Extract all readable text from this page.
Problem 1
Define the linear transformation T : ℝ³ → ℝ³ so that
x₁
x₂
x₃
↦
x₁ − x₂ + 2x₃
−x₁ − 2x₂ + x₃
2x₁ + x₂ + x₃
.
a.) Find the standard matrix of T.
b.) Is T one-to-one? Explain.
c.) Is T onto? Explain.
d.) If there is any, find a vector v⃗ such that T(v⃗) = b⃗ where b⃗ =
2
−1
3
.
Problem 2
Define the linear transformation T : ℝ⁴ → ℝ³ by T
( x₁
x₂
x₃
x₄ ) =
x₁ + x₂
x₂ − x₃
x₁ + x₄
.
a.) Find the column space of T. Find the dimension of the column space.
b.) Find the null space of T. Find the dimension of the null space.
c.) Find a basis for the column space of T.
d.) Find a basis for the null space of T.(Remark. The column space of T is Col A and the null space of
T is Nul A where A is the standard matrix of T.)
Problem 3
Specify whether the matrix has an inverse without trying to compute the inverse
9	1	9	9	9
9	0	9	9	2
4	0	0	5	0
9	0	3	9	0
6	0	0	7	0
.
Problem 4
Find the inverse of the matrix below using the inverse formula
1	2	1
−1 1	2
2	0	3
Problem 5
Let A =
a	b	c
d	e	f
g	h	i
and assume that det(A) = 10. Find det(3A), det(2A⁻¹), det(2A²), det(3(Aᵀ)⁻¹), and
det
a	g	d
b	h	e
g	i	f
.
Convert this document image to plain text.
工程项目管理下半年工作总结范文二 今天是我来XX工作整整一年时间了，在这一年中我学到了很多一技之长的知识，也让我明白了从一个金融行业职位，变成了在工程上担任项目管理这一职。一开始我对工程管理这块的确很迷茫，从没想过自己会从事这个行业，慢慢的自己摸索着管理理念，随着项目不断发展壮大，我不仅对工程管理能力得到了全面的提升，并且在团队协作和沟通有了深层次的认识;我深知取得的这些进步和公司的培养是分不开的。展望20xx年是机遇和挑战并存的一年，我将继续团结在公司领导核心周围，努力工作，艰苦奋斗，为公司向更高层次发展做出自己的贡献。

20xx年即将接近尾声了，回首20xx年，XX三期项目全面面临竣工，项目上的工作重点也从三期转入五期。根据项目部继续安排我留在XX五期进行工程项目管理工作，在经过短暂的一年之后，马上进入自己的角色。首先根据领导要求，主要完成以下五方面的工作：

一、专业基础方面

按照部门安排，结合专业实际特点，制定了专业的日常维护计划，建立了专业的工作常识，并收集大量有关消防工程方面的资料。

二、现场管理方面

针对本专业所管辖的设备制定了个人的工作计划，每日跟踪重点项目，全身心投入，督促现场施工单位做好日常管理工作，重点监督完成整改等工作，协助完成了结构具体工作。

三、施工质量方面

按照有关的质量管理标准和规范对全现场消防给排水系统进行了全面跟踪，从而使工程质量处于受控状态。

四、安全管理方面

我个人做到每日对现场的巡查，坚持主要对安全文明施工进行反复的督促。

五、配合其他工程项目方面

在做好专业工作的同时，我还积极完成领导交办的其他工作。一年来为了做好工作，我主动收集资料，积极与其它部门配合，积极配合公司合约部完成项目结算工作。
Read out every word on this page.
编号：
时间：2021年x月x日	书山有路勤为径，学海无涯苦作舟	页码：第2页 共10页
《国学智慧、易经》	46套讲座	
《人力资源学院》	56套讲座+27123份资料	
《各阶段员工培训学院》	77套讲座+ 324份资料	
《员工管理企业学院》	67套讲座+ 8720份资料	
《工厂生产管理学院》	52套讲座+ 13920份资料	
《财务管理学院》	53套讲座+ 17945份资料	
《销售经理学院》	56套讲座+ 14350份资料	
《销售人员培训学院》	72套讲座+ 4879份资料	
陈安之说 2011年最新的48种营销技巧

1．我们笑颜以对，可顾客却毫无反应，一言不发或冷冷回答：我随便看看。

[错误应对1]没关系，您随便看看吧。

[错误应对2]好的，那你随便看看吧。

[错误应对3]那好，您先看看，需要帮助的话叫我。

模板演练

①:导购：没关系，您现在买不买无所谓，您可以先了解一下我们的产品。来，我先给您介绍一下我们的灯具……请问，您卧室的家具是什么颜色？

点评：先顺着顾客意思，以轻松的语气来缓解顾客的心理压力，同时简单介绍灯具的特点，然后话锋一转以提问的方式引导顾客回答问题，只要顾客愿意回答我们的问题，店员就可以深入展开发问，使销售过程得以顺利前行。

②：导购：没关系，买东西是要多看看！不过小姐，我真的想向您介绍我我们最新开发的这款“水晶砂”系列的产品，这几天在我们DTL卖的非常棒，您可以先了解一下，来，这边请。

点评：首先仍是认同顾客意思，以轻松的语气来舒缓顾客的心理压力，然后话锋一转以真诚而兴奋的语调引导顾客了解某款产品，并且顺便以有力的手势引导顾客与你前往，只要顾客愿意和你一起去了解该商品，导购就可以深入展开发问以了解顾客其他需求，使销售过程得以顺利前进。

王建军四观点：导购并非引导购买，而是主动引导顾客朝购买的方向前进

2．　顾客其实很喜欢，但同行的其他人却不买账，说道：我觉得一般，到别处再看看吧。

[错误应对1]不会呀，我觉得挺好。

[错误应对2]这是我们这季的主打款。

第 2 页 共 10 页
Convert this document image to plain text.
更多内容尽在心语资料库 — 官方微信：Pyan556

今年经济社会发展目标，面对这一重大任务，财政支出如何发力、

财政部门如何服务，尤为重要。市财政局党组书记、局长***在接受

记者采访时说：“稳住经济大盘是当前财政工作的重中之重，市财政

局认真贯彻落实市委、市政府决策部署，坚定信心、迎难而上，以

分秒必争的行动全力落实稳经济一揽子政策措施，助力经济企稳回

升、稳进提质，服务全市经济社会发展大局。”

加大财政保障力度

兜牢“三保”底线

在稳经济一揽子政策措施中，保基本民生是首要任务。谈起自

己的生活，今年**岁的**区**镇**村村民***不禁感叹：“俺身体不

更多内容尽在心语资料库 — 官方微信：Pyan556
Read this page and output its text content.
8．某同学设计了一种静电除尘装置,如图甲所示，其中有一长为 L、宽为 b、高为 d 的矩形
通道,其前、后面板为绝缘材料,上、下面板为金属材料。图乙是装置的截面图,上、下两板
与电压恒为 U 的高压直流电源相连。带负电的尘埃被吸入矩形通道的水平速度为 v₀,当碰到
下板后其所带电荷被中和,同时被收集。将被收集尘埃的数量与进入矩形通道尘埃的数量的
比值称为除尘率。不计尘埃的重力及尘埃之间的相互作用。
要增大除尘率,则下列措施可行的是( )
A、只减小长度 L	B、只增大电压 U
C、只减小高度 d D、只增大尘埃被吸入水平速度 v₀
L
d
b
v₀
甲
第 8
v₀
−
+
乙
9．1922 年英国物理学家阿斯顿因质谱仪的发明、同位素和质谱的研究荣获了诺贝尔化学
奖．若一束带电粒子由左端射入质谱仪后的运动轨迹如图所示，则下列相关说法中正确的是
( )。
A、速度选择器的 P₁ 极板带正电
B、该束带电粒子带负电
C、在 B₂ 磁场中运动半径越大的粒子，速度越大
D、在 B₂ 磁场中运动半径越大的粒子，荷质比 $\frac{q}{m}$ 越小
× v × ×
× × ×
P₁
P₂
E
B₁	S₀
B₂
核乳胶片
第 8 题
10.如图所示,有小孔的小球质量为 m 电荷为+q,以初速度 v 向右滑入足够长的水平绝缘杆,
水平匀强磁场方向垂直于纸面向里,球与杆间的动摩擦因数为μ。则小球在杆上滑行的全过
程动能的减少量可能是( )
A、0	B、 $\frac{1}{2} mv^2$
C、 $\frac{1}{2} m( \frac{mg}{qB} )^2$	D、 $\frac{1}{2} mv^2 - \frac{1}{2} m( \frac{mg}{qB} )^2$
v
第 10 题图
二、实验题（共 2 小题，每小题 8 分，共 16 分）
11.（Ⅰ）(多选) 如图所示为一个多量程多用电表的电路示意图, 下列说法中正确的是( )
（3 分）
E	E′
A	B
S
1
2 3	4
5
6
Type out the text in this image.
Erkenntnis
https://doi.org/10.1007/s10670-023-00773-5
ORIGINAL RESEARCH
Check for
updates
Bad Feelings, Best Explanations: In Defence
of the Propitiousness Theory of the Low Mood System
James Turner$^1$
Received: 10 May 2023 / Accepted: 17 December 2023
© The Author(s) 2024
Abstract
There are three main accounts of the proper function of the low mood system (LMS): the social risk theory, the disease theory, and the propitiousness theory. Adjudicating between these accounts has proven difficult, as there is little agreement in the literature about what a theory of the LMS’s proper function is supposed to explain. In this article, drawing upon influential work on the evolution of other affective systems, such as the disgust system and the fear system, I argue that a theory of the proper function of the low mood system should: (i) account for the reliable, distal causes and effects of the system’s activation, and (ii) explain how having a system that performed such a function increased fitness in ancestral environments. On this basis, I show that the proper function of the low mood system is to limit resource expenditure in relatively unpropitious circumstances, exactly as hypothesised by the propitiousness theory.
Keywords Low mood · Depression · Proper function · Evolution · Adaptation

※

(EXERCISE TASK):
Count each line with "磁场中运动半径越大的粒子" in it and report that figure by itself.

(OUTPUT):
2